Task brief:
Please give the count of lines holding the string "バイオマス燃焼" and nothing besides.

The input:

☆ ☆ ☆ ☆ ☆ ☆ ☆

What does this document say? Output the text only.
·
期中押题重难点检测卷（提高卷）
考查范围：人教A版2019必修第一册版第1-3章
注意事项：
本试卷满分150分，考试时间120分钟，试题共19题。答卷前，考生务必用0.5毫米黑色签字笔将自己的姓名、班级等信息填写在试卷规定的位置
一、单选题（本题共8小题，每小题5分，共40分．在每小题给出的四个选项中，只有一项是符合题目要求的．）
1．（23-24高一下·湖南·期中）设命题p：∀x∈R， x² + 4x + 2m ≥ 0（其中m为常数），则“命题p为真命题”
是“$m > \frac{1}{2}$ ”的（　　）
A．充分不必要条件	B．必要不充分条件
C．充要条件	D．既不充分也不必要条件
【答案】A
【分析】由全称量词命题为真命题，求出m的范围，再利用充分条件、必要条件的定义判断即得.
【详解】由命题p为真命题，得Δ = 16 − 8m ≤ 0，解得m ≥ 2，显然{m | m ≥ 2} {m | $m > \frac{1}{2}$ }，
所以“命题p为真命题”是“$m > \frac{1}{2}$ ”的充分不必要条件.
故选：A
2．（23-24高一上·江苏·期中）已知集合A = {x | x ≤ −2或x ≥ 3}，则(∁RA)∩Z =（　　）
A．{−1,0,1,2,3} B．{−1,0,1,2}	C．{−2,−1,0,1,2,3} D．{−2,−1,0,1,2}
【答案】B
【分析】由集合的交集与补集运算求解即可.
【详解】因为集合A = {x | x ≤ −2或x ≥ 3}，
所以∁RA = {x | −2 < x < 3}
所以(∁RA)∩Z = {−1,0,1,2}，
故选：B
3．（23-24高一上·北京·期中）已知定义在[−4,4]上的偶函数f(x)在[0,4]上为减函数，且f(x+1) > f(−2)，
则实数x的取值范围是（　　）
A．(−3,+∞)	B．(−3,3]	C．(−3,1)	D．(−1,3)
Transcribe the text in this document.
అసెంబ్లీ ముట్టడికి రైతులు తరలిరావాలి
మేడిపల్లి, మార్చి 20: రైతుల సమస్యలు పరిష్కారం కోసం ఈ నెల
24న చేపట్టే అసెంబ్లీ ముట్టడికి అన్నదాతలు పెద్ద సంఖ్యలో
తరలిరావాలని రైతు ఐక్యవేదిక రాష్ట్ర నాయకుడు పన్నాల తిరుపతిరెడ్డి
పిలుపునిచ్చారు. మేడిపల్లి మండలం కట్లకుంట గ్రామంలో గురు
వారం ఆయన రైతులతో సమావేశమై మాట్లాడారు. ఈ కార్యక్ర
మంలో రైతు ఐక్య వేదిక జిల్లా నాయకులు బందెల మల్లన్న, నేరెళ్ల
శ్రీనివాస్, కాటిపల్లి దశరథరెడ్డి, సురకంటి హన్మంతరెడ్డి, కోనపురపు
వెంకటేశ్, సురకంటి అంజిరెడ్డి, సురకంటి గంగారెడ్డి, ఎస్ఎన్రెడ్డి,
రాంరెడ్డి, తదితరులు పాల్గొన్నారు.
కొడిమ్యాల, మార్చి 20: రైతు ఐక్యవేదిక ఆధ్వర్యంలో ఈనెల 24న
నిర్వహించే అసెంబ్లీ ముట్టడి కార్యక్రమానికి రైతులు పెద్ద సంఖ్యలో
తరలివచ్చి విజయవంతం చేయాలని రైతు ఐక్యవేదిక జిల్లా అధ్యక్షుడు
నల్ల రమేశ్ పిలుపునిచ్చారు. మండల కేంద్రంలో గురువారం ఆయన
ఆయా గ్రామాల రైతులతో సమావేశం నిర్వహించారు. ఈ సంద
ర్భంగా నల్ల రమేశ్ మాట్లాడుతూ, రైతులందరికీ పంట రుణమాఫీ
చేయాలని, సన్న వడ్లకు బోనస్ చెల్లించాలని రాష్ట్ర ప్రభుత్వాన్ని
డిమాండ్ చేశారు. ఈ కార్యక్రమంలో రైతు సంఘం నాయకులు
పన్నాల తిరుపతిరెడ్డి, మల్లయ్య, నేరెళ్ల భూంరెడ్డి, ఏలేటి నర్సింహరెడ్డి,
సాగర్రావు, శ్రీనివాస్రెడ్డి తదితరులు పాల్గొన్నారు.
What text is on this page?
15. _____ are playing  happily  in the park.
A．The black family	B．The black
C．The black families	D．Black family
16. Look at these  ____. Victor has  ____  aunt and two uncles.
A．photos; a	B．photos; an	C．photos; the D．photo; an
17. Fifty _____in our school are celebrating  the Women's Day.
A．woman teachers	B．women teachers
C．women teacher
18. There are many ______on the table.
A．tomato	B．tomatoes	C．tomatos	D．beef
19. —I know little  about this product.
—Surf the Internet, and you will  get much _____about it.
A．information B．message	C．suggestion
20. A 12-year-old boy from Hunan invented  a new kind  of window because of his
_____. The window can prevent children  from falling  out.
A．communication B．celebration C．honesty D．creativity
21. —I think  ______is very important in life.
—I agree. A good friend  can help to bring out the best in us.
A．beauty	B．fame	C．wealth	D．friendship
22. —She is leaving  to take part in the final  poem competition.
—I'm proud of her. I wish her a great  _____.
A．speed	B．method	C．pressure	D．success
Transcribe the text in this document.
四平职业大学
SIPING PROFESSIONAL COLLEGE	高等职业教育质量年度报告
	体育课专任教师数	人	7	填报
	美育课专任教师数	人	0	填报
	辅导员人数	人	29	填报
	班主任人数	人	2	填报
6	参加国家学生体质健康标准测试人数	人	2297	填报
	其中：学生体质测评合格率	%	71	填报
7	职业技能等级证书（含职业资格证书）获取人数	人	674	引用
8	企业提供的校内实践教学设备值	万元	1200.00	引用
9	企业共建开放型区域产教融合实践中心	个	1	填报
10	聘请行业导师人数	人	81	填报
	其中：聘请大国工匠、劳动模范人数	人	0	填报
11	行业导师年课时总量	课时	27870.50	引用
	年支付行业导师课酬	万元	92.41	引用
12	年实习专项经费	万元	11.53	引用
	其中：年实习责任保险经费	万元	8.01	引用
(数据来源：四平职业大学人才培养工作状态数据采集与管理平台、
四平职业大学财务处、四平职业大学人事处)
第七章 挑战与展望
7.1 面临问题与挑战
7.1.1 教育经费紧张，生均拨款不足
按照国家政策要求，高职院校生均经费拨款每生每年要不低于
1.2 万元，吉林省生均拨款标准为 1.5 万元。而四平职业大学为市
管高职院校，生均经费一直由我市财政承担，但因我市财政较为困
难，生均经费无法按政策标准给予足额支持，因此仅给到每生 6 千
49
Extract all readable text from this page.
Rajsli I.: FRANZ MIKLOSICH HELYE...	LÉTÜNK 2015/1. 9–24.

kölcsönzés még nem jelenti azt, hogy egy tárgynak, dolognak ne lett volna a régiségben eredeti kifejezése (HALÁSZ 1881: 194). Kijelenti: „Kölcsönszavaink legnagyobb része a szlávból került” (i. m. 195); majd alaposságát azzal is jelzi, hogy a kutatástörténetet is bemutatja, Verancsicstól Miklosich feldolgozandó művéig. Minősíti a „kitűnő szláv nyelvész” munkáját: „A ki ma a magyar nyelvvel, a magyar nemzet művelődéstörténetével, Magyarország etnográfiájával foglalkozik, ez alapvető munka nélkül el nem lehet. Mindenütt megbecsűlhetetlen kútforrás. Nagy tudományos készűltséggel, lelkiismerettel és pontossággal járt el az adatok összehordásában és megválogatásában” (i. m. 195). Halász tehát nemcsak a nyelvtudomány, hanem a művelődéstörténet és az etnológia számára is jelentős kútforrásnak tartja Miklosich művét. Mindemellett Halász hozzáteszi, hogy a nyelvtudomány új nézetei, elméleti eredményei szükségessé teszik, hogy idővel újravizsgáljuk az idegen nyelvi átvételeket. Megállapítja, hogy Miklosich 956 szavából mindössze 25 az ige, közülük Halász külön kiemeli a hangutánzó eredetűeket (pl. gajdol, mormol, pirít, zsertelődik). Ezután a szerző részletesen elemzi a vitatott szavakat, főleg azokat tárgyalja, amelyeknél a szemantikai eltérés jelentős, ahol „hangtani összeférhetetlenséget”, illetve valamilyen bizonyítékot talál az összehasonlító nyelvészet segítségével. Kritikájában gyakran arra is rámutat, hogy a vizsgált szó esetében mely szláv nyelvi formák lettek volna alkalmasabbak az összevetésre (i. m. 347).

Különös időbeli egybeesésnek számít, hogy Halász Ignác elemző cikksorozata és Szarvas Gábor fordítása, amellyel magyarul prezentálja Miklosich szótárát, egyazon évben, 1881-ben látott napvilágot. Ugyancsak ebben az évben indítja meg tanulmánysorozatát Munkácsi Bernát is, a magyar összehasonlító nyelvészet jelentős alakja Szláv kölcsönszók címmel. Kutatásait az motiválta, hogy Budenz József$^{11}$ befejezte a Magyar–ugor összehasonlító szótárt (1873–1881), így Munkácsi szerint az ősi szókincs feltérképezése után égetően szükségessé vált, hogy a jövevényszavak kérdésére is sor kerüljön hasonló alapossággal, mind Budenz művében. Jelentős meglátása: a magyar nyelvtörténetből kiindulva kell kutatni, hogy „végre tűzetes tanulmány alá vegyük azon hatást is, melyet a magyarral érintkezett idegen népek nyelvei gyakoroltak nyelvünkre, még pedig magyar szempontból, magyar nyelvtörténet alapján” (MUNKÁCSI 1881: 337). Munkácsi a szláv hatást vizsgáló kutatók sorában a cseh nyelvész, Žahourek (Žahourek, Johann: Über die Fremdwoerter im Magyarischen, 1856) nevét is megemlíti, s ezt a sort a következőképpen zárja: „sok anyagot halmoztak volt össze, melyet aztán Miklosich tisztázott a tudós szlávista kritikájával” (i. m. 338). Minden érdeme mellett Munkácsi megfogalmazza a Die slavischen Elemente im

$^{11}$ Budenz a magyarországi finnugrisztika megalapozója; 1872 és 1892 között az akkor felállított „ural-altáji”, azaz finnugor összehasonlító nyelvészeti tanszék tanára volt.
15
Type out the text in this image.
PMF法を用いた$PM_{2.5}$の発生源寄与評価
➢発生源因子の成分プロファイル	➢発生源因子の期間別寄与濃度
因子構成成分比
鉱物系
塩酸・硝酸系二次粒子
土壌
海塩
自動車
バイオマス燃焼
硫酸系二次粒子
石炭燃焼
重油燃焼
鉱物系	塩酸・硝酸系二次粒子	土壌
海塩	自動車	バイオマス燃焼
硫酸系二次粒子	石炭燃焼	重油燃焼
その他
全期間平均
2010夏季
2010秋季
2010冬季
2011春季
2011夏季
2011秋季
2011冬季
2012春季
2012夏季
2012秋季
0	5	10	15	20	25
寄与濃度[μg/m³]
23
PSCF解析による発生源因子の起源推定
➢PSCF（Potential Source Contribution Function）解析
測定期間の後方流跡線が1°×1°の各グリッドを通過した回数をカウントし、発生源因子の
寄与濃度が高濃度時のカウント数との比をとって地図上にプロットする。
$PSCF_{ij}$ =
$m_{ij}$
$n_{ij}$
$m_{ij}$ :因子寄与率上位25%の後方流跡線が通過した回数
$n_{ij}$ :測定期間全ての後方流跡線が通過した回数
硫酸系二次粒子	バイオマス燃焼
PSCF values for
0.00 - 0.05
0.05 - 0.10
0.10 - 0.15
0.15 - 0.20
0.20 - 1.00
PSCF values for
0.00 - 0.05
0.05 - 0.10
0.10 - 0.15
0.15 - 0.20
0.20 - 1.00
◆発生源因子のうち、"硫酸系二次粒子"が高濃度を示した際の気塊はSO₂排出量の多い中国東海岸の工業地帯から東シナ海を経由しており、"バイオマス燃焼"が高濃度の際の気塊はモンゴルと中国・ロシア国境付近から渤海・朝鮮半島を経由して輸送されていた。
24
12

☆ ☆ ☆ ☆ ☆ ☆ ☆

Written solution:
4